原文节选:

■ ■ ■ ■

NSCLC一线免疫治疗后的抗血管生成药物：基本原理，最新进展和未来前景

SCI 26 March 2023

Anti-angiogenic agents for NSCLC following first-line immunotherapy: rationale, recent updates, and future perspectives

(Lung Cancer, IF: 6.08)

Martin Reck, Sanjay Popat, Christian Grohé, Jesus Corral, Silvia Novello, Maya Gottfried, Wolfgang Brueckl, Dejan Radonjic, Rolf Kaiser, John Heymach

CORRESPONDENCE TO: dr.martin.reck@web.de

Abstract 摘要

The implementation of immune checkpoint inhibitors (ICIs), with or without chemotherapy, as first-line treatment for patients who do not have actionable mutations has proved to be a major paradigm shift in the management of advanced non-small cell lung cancer (NSCLC). However, the transition of ICIs, such as pembrolizumab and nivolumab, to a first-line setting has left an unmet need for effective second-line treatment options, which is an area of intense research. In 2020, we reviewed the biological and mechanistic rationale for antiangiogenic agents in combination with, or following, immunotherapy with the aim of eliciting a so called ‘angio-immunogenic’ switch in the tumor microenvironment. Here, we review the latest clinical evidence of the benefits of incorporating anti-angiogenic agents into treatment regimens. While there is a paucity of prospective data, several recent observational studies indicate that the marketed anti-angiogenic drugs, nintedanib or ramucirumab, are effective in combination with docetaxel following immuno-chemotherapy. Addition of anti-angiogenics, like bevacizumab, have also demonstrated clinical benefit when combined with first-line immuno-chemotherapy regimens. Ongoing clinical trials are assessing these agents in combination with ICIs, with encouraging early results (e.g., ramucirumab plus pembrolizumab in LUNG-MAP S1800A). Also, several emerging anti-angiogenic agents combined with ICIs are currently being assessed in phase III trials following immunotherapy, including lenvatinib (LEAP-008), and sitravatinib (SAPPHIRE) It is hoped that these trials will help expand second-line treatment options in patients with NSCLC. Areas of focus in the future will include further molecular dissection of the mechanisms of resistance to immunotherapy and the various response–progression profiles to immunotherapy observed in the clinic and the monitoring of the dynamics of immunomodulation over the course of treatment. Improved understanding of these phenomena may help identify clinical biomarkers and inform the optimal use anti-angiogenics in the treatment of individual patients.

■ ■ ■ ■

练习题目:
[a] 把上面那篇讲肺癌抗血管生成药物的文章，从“NSCLC一线免疫治疗后的抗血管生成药物：基本原理，最新进展和未来前景”开始，一直到“Cancer, IF: 6.08)”为止（包括这两处），原样抄写出来。
[b] 接着上面那篇讲肺癌抗血管生成药物的文章的最后一句往下续写。

结构化页面解析数据
■ ■ ■ ■

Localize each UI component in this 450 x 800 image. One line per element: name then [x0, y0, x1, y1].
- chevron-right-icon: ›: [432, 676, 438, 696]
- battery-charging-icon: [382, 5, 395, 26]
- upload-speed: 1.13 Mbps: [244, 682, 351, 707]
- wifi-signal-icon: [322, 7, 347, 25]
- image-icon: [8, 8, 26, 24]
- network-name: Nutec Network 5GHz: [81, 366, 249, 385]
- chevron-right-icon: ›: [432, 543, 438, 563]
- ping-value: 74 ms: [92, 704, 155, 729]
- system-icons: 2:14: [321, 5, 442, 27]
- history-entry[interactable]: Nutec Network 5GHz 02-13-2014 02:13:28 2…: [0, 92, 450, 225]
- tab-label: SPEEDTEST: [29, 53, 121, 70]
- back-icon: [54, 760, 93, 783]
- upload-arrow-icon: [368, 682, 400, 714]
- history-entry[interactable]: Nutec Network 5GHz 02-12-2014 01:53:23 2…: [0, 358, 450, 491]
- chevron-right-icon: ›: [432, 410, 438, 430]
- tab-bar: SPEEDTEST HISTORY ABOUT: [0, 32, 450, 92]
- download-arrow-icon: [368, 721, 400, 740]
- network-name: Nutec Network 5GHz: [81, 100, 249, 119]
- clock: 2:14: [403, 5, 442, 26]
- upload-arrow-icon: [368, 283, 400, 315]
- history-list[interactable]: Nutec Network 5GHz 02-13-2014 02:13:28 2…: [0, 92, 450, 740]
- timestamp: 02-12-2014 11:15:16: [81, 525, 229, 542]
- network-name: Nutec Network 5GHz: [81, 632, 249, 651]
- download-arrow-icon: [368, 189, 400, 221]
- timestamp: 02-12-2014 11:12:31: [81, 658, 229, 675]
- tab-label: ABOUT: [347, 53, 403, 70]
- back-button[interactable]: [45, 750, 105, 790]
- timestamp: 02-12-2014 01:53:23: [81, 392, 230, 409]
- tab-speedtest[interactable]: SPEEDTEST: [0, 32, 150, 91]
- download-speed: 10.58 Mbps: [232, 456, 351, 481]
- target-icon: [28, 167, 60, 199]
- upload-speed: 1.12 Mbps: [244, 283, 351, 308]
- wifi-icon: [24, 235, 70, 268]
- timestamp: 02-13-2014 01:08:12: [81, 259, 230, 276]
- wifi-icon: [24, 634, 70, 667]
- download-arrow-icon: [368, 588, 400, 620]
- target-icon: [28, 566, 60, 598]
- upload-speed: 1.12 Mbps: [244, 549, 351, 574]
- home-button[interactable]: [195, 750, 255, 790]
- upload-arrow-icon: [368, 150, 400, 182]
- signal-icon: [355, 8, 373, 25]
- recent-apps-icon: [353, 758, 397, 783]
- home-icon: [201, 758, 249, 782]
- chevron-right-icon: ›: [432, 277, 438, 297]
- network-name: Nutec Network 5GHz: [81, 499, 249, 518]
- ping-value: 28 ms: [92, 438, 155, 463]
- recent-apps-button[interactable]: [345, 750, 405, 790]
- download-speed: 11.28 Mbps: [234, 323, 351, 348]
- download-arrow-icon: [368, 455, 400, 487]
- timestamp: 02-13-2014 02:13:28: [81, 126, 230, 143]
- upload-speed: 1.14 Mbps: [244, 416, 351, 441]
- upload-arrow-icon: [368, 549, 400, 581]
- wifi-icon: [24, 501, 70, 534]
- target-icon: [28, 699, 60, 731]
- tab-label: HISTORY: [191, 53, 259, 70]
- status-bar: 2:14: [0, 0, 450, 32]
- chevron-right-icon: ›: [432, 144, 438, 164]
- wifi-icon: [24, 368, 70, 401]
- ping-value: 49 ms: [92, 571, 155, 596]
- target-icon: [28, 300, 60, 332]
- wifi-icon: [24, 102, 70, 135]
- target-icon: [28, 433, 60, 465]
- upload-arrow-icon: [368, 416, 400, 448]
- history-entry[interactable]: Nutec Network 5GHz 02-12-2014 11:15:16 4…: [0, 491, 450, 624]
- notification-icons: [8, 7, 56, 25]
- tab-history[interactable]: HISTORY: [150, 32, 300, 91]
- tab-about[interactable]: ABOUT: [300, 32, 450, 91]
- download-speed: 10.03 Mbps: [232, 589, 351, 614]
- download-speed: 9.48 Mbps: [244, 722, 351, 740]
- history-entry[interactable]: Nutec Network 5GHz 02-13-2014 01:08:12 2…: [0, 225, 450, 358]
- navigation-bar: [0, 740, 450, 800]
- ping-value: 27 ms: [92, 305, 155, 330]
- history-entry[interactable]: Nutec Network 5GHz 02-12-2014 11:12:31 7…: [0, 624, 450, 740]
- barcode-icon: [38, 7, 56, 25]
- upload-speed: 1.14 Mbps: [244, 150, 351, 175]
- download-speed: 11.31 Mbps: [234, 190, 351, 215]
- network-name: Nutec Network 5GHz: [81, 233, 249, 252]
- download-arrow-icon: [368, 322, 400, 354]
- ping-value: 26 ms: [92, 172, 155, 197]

■ ■ ■ ■

各题答案:
[a]
NSCLC一线免疫治疗后的抗血管生成药物：基本原理，最新进展和未来前景

SCI 26 March 2023

Anti-angiogenic agents for NSCLC following first-line immunotherapy: rationale, recent updates, and future perspectives

(Lung Cancer, IF: 6.08)

[b]
免疫检查点抑制剂（ICIs）有无联合化疗，作为无可行突变的患者的一线治疗，已被证明是晚期非小细胞肺癌（NSCLC）患者治疗的主要范式转变。然而，ICI（如帕博利珠单抗和纳武利尤单抗）向一线治疗的转变使得目前暂无有效的二线治疗方案，即使这是一个深入研究的领域。在2020年，我们回顾了抗血管生成药物联合或随后进行免疫治疗的生物学和机械学原理，目的是在肿瘤微环境中引发所谓的“血管免疫原性”转换。在这里，我们回顾了将抗血管生成剂纳入治疗方案的益处的最新临床证据。虽然缺乏前瞻性数据，但最近的一些观察性研究表明，市售的抗血管生成药物nintedanib或ramucirumab在免疫化疗后与多西紫杉醇联合使用是有效的。当与一线免疫化疗方案联合使用时，添加抗血管生成药物如贝伐单抗也显示出临床益处。目前临床试验正在评估这些药物与ICI的组合，这些临床试验具有令人鼓舞的早期结果（例如，ramucirumab加pembrolizumab在LUNG-MAP S1800A中）。此外，目前II期临床试验正在评估免疫治疗后的应用几种新兴的抗血管生成药物联合ICI的效果，包括lenvatinib（LEAP-008）和sitravatinib（SAPPHIRE）。希望这些试验将有助于扩大NSCLC患者二线治疗方案。未来的重点领域将包括对免疫疗法抗性机制的进一步分子作用层面进行剖析，以及在临床中观察到的对免疫疗法的各种反应-进展概况，以及在治疗过程中监测免疫调节的动态。更好地理解这些现象可能有助于确定临床生物标志物，并为个体患者的治疗提供最佳使用抗血管生成药物。